**Extrait:**
------------------------

En 1661, dès après la mort de Mazarin, Louis XIV qui vient de prendre les rênes de l'Etat, fait nommer, à la demande de l'Assemblée du clergé (encore elle !) des Commissaires, deux par province : un catholique-romain et un réformé, pour mener enquête par tout le Royaume sur la manière dont est appliqué l'Edit de Nantes. Catastrophe ! Peu à peu, en effet, les protestants avaient pris l'habitude de déborder ce que précisait l'Edit. A chaque fois, le Commissaire réformé est bien obligé de reconnaître les faits. En trois ou quatre ans, plus de cent temples vont devoir être démolis et des écoles ( et même une Académie) protestantes, ouvertes sans autorisation, fermées. A partir de ce petit commencement, réussi, le haut clergé ne va cesser de pousser de plus en plus le Roi dans la redoutable direction qu'il vient de prendre. Au reste, le Roi a pour lui le principe, somme toute courant à l'époque : « une Foi, une Loi, un Roi », qui va sous-tendre désormais la politique irréversible de Louis XIV à l'égard de ceux de la R.P.R. On est entré dans un cycle d'intolérance et de violences accélérées du pouvoir et de ses courroies (entre autres les Intendants) : la ruse va le disputer à la férocité, le fanatisme de vrais dévots à la mauvaise foi de faux dévôts. De plus le pouvoir royal est soutenu par l'opinion publique. Presque tout le monde, à l'exception des 5 % du Royaume que sont les protestants et d'une minorité, parfois admirable, de catholiques-romains tolérants, veut voir définitivement bannie, supprimée, l'« hérésie ».
A plusieurs reprises le Roi freine ce que d'autres que lui veulent accélérer : en 1666, quand il confirme les droits des protestants quant aux Chambres mi-parties ; en 16 6 8, quand, sur intervention de leurs femmes, il fait relâcher des pasteurs arrêtés par l'Intendant du Poitou ; en 1669, quand il défend, contre l'archevêque de Paris qui voulait le faire condamner pour ses sermons à Charenton, le pasteur Pierre Du Bosc (le Roi, après avoir reçu ce dernier en audience, dit à la Reine : « Madame, je viens d'entendre l'homme de mon royaume qui parle le mieux ») ; en 16 7 5, quand, après une émeute populaire qui avait détruit le temple de Rennes, il condamna la ville à le rebâtir à ses frais et exila le Parlement de Bretagne pour n'avoir pas assez châtié les assaillants.
Mais c'est à partir de 1680 - en particulier sous l'influence du vieux chancelier Le Tellier et de son fils Louvois - que les choses, déjà insupportables presque partout en France pour les protestants, vont empirer^encore. En août, ils se voient interdire tous les offices de justice subalternes.

------------------------

(Données sources)
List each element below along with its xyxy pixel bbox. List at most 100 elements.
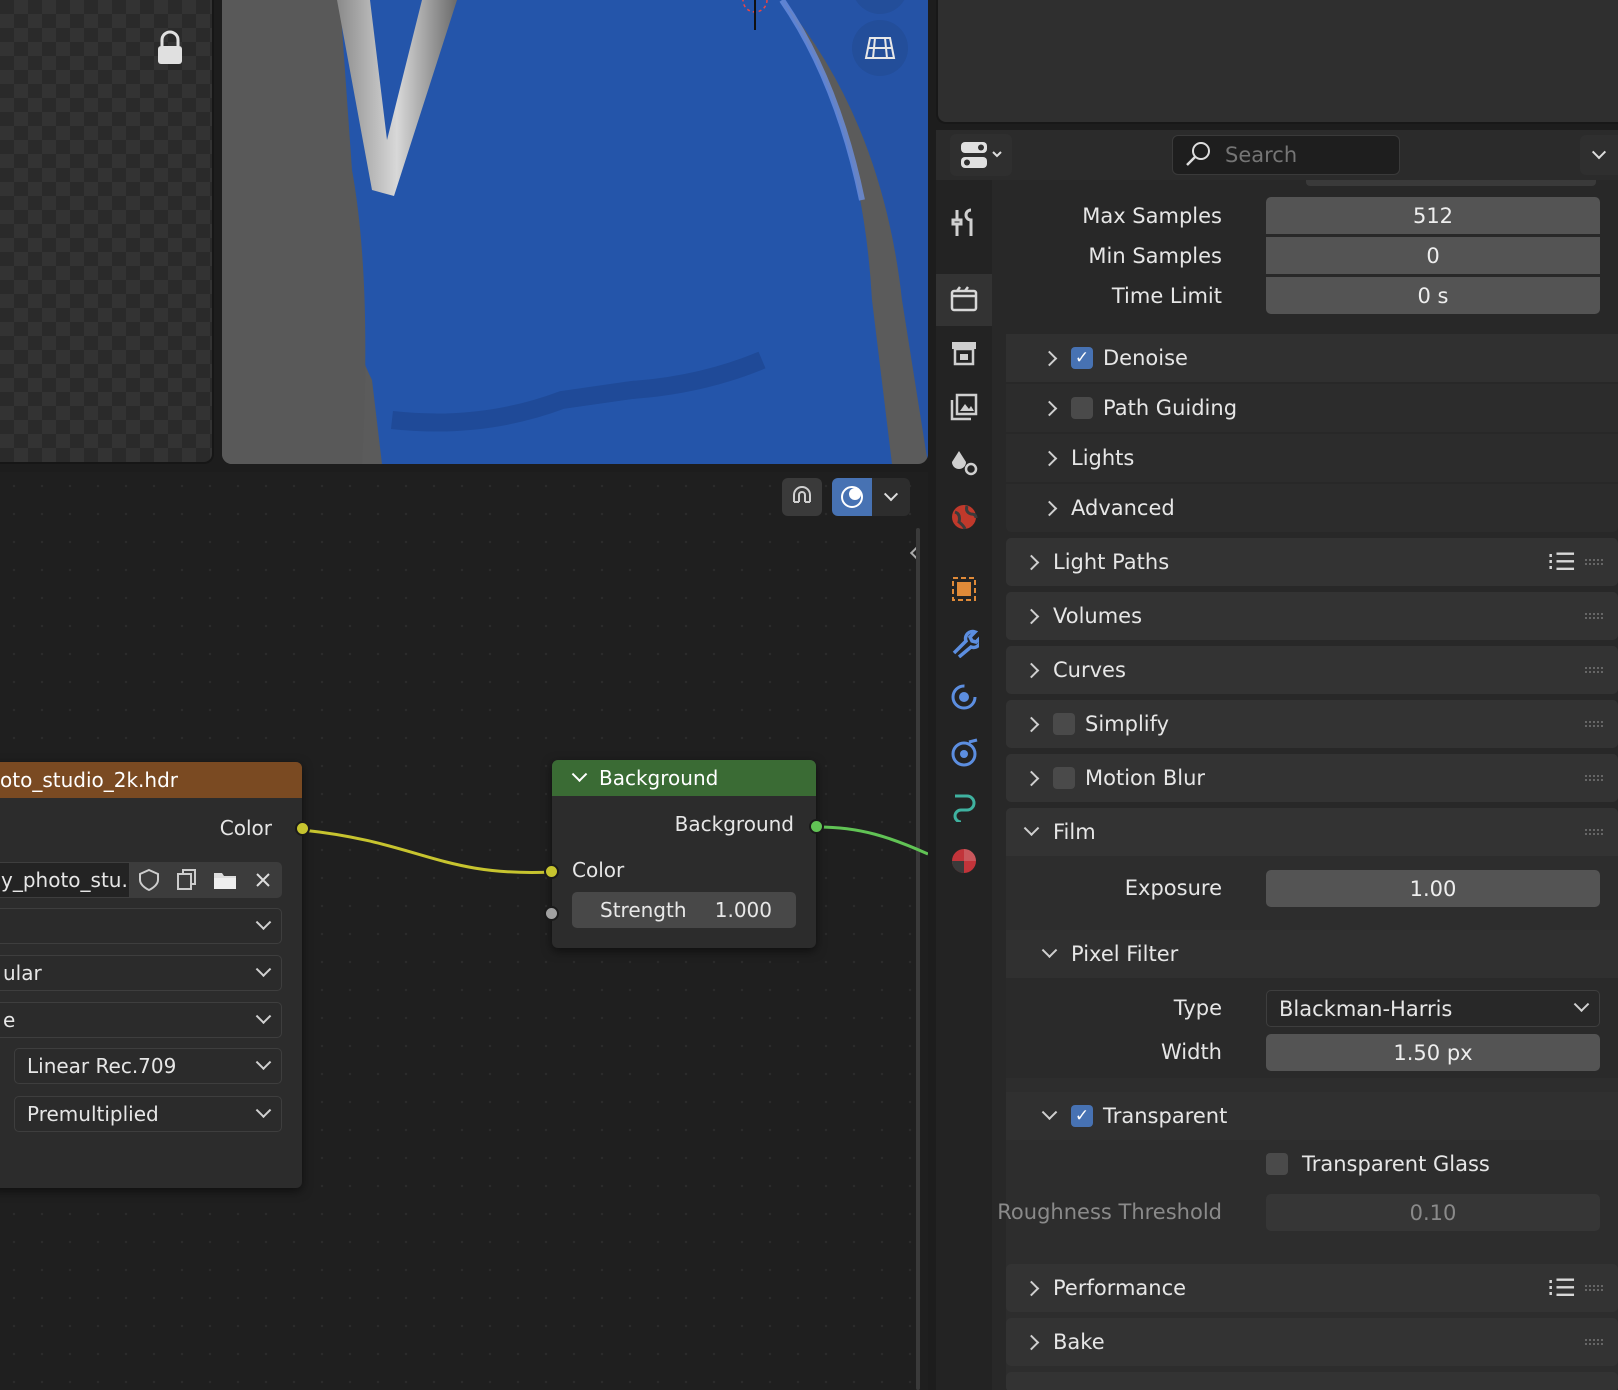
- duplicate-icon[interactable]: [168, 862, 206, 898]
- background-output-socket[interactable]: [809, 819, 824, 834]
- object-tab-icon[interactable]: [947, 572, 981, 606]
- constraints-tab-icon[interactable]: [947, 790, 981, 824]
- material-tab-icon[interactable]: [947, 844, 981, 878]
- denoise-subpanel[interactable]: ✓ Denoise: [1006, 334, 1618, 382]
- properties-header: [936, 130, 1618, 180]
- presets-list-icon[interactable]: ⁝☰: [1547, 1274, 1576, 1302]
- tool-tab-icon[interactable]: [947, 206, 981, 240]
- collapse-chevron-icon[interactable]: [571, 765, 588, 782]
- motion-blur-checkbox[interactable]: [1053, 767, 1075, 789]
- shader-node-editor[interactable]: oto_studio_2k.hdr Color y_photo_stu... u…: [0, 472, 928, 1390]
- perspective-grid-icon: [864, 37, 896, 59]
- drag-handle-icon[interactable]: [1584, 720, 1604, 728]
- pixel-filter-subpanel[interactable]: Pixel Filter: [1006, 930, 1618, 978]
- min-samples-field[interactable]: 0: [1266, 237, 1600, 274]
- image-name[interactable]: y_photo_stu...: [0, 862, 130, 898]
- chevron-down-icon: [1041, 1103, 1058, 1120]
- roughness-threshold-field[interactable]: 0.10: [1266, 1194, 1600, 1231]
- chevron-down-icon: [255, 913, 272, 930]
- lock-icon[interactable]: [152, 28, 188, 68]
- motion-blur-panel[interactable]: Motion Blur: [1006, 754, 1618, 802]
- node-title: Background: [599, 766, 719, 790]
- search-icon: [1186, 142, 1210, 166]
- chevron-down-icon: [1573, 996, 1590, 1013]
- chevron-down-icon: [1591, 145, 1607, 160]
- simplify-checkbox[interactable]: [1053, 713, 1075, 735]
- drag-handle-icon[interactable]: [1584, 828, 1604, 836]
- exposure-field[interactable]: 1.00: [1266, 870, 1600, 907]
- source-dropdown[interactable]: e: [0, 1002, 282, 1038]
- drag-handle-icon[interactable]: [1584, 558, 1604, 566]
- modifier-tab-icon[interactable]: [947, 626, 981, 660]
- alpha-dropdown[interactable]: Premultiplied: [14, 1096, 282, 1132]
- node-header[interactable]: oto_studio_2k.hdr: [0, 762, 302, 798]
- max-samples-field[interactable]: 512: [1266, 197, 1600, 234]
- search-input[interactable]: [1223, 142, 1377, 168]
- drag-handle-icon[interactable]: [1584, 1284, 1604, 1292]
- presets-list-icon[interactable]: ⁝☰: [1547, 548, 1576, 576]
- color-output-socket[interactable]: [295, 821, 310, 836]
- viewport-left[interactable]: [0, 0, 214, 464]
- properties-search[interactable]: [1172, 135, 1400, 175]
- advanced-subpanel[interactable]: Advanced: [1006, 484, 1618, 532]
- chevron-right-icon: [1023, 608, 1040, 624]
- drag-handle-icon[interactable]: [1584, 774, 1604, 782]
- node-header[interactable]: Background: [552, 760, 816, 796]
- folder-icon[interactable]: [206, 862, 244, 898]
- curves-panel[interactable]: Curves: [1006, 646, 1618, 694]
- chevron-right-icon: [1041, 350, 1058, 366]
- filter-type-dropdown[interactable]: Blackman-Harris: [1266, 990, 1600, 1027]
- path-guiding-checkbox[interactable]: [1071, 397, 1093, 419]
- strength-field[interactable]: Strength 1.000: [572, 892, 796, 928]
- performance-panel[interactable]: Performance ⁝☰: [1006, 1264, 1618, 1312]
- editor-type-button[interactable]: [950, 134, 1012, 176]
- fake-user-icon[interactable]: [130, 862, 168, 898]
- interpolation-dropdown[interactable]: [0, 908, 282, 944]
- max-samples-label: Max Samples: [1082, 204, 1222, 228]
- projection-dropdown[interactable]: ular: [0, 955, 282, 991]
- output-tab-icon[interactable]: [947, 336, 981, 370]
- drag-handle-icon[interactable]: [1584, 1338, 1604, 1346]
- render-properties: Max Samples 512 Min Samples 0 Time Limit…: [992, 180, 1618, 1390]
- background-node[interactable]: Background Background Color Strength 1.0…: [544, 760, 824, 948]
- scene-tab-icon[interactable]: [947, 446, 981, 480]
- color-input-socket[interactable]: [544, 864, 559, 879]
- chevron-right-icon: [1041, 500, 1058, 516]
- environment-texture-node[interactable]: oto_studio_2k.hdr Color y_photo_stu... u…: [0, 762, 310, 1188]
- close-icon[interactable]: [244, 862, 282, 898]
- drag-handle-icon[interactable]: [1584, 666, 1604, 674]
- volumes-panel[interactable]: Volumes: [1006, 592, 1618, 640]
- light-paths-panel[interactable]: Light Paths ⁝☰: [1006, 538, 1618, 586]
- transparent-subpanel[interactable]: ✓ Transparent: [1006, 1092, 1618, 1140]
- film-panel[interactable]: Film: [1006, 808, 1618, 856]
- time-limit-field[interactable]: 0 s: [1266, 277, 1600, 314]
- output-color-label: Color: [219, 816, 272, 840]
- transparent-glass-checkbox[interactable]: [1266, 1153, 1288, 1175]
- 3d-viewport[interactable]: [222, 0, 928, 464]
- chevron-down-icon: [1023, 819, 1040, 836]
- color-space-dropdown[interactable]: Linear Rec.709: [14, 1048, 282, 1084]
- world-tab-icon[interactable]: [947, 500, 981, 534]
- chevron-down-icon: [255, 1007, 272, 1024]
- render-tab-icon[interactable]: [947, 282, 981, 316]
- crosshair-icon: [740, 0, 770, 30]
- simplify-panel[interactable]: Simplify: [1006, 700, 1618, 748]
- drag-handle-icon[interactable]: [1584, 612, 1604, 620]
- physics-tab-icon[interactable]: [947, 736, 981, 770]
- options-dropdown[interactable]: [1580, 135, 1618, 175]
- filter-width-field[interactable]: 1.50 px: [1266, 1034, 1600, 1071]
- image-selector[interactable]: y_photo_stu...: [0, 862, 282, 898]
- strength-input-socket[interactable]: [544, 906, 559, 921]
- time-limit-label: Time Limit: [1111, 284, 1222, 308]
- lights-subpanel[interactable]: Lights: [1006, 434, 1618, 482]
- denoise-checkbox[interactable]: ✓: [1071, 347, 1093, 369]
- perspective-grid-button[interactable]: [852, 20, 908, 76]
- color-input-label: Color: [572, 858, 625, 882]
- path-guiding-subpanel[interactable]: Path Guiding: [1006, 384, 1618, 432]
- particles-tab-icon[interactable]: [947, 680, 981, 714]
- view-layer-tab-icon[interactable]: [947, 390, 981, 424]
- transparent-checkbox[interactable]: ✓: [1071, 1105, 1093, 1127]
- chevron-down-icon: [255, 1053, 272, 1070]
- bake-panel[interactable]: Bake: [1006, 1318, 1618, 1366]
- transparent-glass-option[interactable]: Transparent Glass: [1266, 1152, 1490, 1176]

------------------------

**Série de tâches:**
1. Résumez en deux phrases l'extrait sur la politique de Louis XIV envers les protestants.
2. Recopiez, dans le listing, les lignes comprises entre celle qui contient "- duplicate-icon[interactable]: [168, 862, 206, 898]" et celle qui contient "- material-tab-icon[interactable]: [947, 844, 981, 878]", ces deux lignes incluses.

**Réponses:**
1. Dès 1661, Louis XIV fait enquêter des commissaires sur l'application de l'Édit de Nantes, ce qui mène à la démolition de plus de cent temples et à la fermeture d'écoles protestantes. Poussé ensuite par le haut clergé et soutenu par l'opinion publique, le Roi freine pourtant à plusieurs reprises ce que d'autres veulent accélérer, avant que la situation des protestants n'empire encore à partir de 1680 sous l'influence de Le Tellier et de Louvois.

2.
- duplicate-icon[interactable]: [168, 862, 206, 898]
- background-output-socket[interactable]: [809, 819, 824, 834]
- object-tab-icon[interactable]: [947, 572, 981, 606]
- constraints-tab-icon[interactable]: [947, 790, 981, 824]
- material-tab-icon[interactable]: [947, 844, 981, 878]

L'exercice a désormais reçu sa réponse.